In the material below, list every line carrying the string "Notenklasse".

━━━━━━━━━━

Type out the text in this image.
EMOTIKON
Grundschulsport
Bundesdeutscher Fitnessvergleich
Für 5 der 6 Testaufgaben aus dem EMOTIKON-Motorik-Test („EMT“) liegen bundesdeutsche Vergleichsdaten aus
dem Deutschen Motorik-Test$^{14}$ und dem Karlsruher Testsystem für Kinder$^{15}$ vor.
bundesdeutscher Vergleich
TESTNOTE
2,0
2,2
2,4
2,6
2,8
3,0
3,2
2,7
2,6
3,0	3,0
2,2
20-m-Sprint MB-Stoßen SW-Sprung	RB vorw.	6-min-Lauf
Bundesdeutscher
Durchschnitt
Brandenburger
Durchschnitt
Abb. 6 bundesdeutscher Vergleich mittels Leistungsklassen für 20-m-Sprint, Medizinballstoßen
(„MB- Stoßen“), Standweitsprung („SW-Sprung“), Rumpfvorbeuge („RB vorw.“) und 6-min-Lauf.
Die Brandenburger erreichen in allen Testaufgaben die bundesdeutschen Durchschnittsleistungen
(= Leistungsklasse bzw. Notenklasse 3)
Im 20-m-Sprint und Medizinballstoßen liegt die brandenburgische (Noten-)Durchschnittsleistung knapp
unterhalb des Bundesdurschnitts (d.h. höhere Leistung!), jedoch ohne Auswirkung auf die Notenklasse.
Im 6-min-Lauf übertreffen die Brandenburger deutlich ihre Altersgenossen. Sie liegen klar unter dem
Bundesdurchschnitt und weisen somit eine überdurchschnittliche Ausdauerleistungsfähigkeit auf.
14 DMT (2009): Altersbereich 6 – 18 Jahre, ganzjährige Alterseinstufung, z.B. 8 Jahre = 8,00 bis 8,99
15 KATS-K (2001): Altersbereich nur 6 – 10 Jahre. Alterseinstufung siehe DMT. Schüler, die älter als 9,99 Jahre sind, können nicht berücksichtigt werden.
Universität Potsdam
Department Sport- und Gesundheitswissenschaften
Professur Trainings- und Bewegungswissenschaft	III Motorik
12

━━━━━━━━━━

[Task answer]:
(= Leistungsklasse bzw. Notenklasse 3)
unterhalb des Bundesdurschnitts (d.h. höhere Leistung!), jedoch ohne Auswirkung auf die Notenklasse.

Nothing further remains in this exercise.